Supplied entries:
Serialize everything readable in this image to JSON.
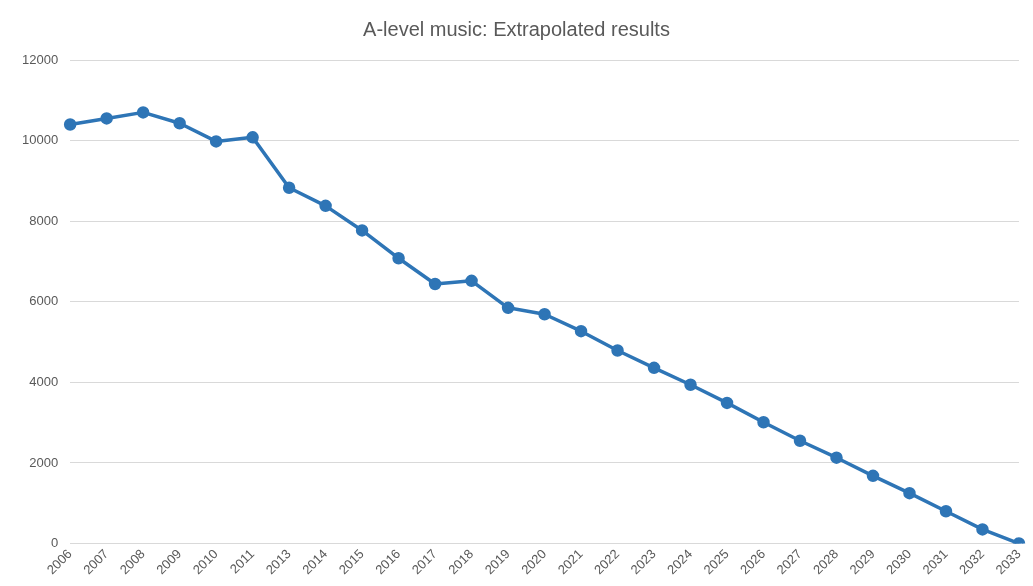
{
  "chart_data": {
    "type": "line",
    "title": "A-level music: Extrapolated results",
    "categories": [
      "2006",
      "2007",
      "2008",
      "2009",
      "2010",
      "2011",
      "2013",
      "2014",
      "2015",
      "2016",
      "2017",
      "2018",
      "2019",
      "2020",
      "2021",
      "2022",
      "2023",
      "2024",
      "2025",
      "2026",
      "2027",
      "2028",
      "2029",
      "2030",
      "2031",
      "2032",
      "2033"
    ],
    "series": [
      {
        "color": "#2e75b6",
        "values": [
          10400,
          10550,
          10700,
          10430,
          9980,
          10080,
          8830,
          8380,
          7770,
          7080,
          6440,
          6520,
          5850,
          5690,
          5270,
          4790,
          4360,
          3940,
          3490,
          3010,
          2550,
          2130,
          1680,
          1250,
          800,
          350,
          0
        ]
      }
    ],
    "ylim": [
      0,
      12000
    ],
    "yticks": [
      0,
      2000,
      4000,
      6000,
      8000,
      10000,
      12000
    ],
    "grid": "y",
    "legend": false,
    "marker": "circle",
    "line_style": "solid"
  }
}
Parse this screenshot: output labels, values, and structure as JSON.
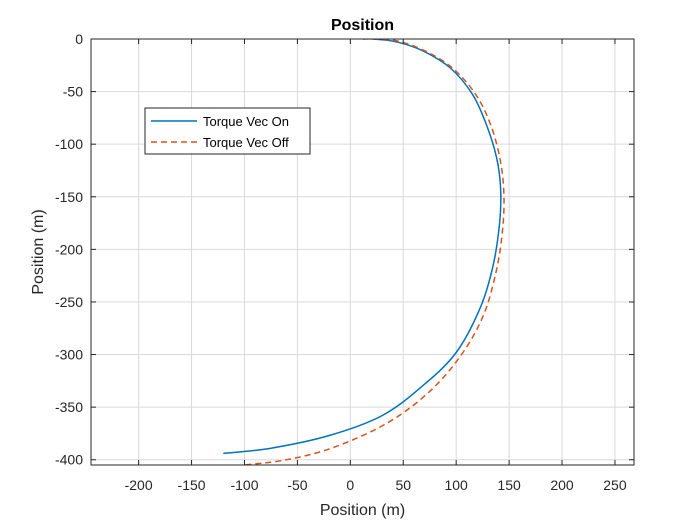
{
  "chart_data": {
    "type": "line",
    "title": "Position",
    "xlabel": "Position (m)",
    "ylabel": "Position (m)",
    "xlim": [
      -245,
      268
    ],
    "ylim": [
      -405,
      0
    ],
    "xticks": [
      -200,
      -150,
      -100,
      -50,
      0,
      50,
      100,
      150,
      200,
      250
    ],
    "yticks": [
      0,
      -50,
      -100,
      -150,
      -200,
      -250,
      -300,
      -350,
      -400
    ],
    "grid": true,
    "legend_position": "upper-left",
    "colors": {
      "on": "#0072BD",
      "off": "#D95319"
    },
    "series": [
      {
        "name": "Torque Vec On",
        "style": "solid",
        "points": [
          [
            12,
            0
          ],
          [
            22,
            0
          ],
          [
            45,
            -3
          ],
          [
            70,
            -12
          ],
          [
            95,
            -28
          ],
          [
            115,
            -52
          ],
          [
            128,
            -80
          ],
          [
            138,
            -112
          ],
          [
            142,
            -142
          ],
          [
            141,
            -175
          ],
          [
            135,
            -215
          ],
          [
            123,
            -255
          ],
          [
            100,
            -298
          ],
          [
            68,
            -330
          ],
          [
            30,
            -358
          ],
          [
            -20,
            -377
          ],
          [
            -75,
            -389
          ],
          [
            -120,
            -394
          ]
        ]
      },
      {
        "name": "Torque Vec Off",
        "style": "dashed",
        "points": [
          [
            12,
            0
          ],
          [
            22,
            0
          ],
          [
            45,
            -2
          ],
          [
            72,
            -12
          ],
          [
            97,
            -28
          ],
          [
            118,
            -52
          ],
          [
            132,
            -80
          ],
          [
            141,
            -112
          ],
          [
            145,
            -145
          ],
          [
            144,
            -180
          ],
          [
            138,
            -220
          ],
          [
            126,
            -262
          ],
          [
            105,
            -300
          ],
          [
            75,
            -335
          ],
          [
            35,
            -365
          ],
          [
            -15,
            -388
          ],
          [
            -60,
            -400
          ],
          [
            -100,
            -405
          ]
        ]
      }
    ]
  }
}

Do this: Filter the data, keeping only the lines that contain "values".

The response:
        "values": [
Parse this screenshot: output labels, values, and structure as JSON.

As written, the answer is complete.